- Stored rows:
::::::::::
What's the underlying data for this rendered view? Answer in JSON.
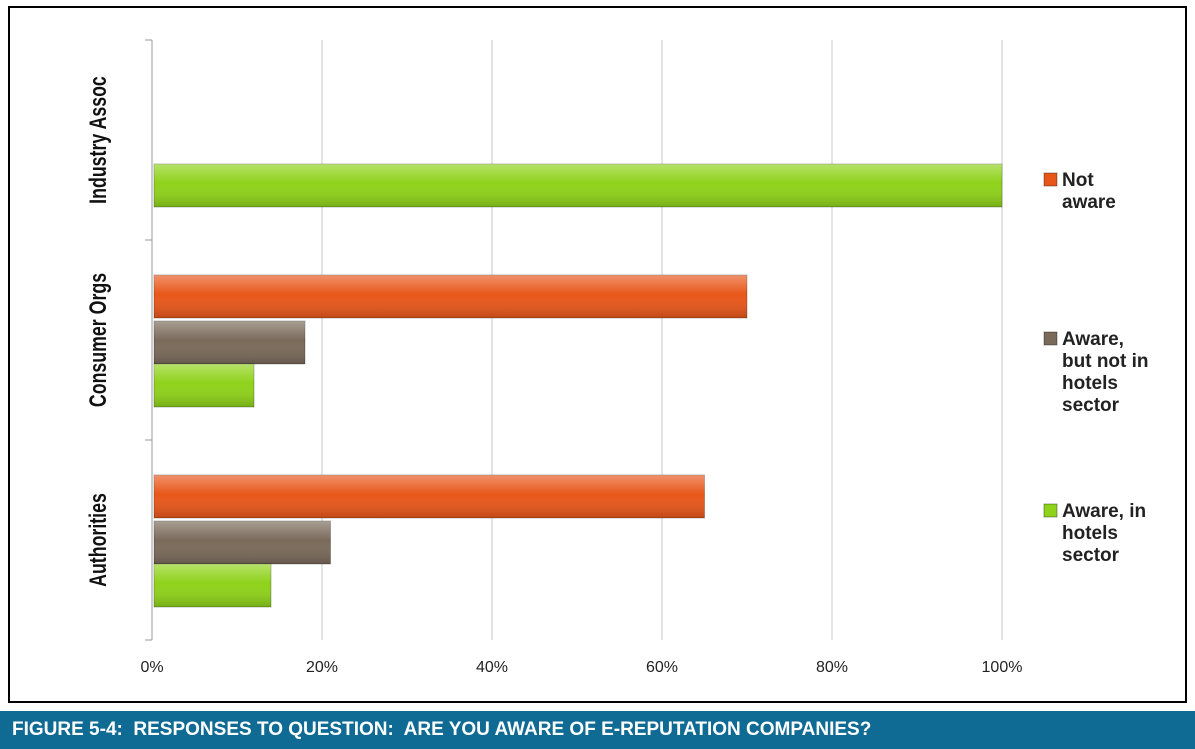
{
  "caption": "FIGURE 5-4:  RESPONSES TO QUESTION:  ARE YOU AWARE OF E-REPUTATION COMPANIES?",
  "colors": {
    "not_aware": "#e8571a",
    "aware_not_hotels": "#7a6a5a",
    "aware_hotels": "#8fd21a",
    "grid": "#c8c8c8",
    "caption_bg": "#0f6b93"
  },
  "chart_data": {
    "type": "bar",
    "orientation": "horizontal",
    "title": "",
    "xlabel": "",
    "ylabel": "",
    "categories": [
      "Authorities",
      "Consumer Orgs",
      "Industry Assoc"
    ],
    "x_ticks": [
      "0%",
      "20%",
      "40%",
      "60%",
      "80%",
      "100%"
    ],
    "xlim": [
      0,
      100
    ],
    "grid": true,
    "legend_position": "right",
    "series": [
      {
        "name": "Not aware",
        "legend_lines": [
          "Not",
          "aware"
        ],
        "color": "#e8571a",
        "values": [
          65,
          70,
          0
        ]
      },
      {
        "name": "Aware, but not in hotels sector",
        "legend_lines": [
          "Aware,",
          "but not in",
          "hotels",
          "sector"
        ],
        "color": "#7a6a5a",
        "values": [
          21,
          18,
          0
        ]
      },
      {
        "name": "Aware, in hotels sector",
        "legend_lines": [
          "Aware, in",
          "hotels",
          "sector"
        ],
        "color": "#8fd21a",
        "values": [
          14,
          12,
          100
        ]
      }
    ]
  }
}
::::::::::
- Work to complete: Omitting all images, print the listing exactly.

- Exercise solution:
What's the underlying data for this rendered view? Answer in JSON.
{
  "caption": "FIGURE 5-4:  RESPONSES TO QUESTION:  ARE YOU AWARE OF E-REPUTATION COMPANIES?",
  "colors": {
    "not_aware": "#e8571a",
    "aware_not_hotels": "#7a6a5a",
    "aware_hotels": "#8fd21a",
    "grid": "#c8c8c8",
    "caption_bg": "#0f6b93"
  },
  "chart_data": {
    "type": "bar",
    "orientation": "horizontal",
    "title": "",
    "xlabel": "",
    "ylabel": "",
    "categories": [
      "Authorities",
      "Consumer Orgs",
      "Industry Assoc"
    ],
    "x_ticks": [
      "0%",
      "20%",
      "40%",
      "60%",
      "80%",
      "100%"
    ],
    "xlim": [
      0,
      100
    ],
    "grid": true,
    "legend_position": "right",
    "series": [
      {
        "name": "Not aware",
        "legend_lines": [
          "Not",
          "aware"
        ],
        "color": "#e8571a",
        "values": [
          65,
          70,
          0
        ]
      },
      {
        "name": "Aware, but not in hotels sector",
        "legend_lines": [
          "Aware,",
          "but not in",
          "hotels",
          "sector"
        ],
        "color": "#7a6a5a",
        "values": [
          21,
          18,
          0
        ]
      },
      {
        "name": "Aware, in hotels sector",
        "legend_lines": [
          "Aware, in",
          "hotels",
          "sector"
        ],
        "color": "#8fd21a",
        "values": [
          14,
          12,
          100
        ]
      }
    ]
  }
}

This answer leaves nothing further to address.